INFORMATION PROVIDED —
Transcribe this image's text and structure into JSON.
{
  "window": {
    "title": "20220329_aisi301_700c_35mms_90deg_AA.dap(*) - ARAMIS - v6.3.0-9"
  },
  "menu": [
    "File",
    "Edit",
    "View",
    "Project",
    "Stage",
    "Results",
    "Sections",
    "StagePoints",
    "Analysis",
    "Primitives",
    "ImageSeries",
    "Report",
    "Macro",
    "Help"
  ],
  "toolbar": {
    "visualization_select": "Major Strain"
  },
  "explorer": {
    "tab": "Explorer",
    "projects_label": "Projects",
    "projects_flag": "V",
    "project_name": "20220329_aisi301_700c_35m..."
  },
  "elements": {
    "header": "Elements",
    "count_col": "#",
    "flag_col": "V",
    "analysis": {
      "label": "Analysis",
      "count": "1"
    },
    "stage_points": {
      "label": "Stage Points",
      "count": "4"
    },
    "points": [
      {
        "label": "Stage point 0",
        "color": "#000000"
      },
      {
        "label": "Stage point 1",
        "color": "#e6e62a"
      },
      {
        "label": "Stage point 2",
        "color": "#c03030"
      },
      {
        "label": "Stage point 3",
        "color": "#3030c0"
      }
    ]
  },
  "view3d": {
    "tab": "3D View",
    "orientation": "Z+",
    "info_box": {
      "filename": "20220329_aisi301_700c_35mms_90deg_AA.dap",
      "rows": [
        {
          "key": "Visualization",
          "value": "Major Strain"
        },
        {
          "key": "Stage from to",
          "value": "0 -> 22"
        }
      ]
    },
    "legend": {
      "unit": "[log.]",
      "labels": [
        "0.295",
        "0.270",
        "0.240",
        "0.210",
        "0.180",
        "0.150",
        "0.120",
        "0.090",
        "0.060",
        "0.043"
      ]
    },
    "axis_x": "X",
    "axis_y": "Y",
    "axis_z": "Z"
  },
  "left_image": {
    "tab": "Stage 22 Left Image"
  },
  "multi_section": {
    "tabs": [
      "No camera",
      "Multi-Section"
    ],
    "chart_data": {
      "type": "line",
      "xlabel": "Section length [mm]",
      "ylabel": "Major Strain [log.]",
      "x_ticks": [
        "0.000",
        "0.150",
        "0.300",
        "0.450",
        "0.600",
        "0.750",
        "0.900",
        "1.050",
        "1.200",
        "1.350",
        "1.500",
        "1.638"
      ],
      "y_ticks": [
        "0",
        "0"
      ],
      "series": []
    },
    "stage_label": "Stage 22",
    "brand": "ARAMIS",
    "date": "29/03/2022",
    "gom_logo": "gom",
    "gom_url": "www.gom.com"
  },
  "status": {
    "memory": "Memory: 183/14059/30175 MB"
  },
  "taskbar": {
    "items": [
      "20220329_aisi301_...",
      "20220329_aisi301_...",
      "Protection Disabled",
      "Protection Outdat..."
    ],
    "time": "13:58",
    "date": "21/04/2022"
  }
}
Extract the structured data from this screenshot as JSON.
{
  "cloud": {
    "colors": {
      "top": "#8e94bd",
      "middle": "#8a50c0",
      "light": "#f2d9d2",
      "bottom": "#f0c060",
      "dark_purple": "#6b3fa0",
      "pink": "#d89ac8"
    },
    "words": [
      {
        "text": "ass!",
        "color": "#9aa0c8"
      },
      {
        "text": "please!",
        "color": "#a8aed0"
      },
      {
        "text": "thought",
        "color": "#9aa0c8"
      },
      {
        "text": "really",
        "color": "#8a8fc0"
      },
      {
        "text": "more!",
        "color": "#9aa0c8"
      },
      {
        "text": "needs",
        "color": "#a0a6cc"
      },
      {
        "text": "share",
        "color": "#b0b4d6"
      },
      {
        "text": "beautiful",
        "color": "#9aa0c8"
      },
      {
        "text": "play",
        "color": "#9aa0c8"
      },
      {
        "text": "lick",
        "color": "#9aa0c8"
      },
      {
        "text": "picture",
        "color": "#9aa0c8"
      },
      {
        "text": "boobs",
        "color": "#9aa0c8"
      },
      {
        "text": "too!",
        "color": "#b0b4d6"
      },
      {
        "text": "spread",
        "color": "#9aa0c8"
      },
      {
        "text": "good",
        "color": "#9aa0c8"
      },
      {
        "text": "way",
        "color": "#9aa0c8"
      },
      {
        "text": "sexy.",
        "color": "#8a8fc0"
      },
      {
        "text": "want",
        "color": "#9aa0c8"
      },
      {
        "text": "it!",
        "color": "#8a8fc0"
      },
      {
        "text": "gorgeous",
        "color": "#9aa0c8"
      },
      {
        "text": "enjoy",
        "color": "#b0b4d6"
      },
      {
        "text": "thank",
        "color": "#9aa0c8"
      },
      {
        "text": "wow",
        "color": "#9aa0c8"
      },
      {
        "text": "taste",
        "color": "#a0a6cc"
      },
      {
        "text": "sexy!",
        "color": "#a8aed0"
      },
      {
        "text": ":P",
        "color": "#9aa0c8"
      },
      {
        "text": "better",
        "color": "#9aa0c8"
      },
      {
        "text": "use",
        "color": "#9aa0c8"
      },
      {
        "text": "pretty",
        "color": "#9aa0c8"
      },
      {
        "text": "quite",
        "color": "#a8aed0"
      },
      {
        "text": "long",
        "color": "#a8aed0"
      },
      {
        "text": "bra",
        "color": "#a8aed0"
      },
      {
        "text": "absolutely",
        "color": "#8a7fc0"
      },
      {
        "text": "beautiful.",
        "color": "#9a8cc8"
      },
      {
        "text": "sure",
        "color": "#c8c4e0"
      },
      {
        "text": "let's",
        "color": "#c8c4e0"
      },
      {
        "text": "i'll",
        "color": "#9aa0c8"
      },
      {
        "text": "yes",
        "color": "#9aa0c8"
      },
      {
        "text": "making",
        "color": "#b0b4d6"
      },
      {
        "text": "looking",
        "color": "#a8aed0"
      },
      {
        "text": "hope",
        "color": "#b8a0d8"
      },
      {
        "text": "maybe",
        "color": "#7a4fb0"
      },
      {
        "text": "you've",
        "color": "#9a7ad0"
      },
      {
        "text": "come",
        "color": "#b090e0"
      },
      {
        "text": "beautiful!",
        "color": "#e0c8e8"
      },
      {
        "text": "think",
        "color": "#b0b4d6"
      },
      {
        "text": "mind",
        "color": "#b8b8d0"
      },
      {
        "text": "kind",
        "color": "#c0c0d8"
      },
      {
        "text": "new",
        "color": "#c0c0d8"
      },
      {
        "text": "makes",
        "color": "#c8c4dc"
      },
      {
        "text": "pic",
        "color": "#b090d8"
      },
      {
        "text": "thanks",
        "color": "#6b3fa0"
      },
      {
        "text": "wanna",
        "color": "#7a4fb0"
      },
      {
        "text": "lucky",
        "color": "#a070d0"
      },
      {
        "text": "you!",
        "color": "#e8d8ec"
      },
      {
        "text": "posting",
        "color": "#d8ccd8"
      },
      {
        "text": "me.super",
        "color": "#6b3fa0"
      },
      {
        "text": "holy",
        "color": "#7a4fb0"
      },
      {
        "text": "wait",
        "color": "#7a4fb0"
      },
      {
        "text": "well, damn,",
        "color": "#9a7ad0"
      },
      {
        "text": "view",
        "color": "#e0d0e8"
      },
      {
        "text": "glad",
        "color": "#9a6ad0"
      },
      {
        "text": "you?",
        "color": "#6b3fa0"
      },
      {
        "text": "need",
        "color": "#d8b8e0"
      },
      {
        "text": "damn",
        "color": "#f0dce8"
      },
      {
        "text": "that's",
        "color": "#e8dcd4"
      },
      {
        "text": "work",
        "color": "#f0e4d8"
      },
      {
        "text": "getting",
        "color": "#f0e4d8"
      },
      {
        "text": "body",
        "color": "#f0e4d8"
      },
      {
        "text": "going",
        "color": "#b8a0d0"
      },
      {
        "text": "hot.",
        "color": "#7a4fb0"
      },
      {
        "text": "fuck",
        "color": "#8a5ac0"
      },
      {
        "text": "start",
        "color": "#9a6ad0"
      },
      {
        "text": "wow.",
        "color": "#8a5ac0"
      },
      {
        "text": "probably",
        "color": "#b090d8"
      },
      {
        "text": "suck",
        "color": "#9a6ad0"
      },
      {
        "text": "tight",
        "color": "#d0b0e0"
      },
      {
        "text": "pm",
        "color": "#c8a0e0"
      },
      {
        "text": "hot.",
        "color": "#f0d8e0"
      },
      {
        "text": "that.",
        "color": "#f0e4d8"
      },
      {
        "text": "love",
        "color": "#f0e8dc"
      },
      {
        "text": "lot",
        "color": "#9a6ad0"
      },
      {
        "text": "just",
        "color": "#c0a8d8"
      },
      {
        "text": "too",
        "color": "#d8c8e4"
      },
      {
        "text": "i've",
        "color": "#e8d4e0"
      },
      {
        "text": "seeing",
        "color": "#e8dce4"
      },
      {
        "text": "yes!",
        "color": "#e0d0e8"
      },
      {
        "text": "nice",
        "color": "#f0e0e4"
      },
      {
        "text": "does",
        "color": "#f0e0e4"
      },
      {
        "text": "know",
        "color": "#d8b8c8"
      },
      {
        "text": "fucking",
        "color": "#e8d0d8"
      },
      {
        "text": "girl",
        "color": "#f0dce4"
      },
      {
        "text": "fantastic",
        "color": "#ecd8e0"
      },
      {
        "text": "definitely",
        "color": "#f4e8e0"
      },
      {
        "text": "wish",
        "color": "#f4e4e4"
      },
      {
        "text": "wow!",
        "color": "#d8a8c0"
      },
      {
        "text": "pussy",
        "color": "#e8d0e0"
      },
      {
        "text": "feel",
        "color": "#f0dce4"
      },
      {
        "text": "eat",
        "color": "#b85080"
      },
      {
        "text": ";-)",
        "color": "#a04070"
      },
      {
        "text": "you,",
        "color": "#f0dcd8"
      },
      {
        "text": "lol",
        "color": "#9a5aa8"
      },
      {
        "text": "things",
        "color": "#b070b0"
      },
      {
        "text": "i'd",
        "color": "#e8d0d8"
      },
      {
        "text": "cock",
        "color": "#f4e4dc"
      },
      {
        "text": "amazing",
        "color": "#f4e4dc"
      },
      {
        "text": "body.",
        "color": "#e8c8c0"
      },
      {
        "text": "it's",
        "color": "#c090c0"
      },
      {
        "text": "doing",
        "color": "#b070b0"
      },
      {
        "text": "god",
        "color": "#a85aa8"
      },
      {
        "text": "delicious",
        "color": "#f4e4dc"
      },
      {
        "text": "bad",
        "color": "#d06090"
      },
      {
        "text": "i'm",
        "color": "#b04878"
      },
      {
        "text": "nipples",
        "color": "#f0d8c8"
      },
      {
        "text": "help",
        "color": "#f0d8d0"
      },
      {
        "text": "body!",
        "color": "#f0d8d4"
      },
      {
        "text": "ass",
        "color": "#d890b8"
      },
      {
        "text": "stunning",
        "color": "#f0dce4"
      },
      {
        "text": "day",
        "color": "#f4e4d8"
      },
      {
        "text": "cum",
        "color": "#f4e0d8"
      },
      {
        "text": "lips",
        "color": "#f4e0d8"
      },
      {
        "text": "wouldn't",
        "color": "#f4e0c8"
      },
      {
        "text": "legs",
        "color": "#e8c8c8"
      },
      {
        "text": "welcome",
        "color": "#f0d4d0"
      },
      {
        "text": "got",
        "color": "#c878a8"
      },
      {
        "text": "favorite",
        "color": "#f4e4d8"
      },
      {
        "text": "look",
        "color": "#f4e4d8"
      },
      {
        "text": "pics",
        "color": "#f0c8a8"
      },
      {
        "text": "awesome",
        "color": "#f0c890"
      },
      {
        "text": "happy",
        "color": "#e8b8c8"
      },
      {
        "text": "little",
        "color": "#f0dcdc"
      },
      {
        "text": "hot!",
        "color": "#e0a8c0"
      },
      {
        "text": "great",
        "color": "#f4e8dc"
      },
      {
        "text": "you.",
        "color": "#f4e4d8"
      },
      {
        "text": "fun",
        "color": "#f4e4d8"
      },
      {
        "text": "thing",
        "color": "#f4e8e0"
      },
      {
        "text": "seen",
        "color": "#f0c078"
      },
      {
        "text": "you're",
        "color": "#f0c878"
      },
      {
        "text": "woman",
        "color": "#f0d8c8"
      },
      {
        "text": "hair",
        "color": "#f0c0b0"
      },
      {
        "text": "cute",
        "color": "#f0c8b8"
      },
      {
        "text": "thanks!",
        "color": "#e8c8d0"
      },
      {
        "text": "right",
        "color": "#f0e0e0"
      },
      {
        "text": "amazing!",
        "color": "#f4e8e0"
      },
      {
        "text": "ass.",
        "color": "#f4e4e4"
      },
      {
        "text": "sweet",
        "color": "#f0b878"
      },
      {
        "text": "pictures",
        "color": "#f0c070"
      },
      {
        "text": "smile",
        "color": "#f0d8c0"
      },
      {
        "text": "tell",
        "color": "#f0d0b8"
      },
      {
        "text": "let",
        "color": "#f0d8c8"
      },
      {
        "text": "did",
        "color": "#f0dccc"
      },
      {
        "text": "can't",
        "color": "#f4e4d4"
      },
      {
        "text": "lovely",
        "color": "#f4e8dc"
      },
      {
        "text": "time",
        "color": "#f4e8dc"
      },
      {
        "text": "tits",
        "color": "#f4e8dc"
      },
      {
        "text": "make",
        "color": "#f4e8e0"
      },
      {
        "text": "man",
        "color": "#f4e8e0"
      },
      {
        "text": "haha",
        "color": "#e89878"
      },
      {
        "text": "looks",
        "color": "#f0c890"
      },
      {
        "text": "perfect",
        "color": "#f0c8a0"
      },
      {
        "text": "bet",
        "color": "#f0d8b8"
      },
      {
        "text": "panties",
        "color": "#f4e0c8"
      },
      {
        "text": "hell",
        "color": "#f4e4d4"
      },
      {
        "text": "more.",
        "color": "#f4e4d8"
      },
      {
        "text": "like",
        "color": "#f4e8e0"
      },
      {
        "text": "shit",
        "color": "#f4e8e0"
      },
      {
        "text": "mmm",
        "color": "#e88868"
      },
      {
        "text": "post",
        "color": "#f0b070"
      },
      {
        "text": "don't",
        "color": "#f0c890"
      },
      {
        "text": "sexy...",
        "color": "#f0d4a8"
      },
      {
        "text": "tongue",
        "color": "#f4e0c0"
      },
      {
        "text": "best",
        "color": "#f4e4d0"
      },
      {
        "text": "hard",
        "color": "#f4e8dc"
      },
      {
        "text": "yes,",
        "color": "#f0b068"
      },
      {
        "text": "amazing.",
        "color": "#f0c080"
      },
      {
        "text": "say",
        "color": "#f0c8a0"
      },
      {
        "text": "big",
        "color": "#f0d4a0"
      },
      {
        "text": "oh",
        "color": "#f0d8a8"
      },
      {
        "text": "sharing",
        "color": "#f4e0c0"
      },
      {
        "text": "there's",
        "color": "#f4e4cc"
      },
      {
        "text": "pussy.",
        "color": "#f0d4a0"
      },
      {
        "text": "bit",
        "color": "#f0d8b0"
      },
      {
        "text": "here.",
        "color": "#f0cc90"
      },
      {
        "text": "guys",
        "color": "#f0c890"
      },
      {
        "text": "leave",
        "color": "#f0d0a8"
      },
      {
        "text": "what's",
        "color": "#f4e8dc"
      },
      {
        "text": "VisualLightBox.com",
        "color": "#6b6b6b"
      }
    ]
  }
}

TO BE DONE — Go through the entries and return each line where the word "Protection" appears.

RESPONSE —
      "Protection Disabled",
      "Protection Outdat..."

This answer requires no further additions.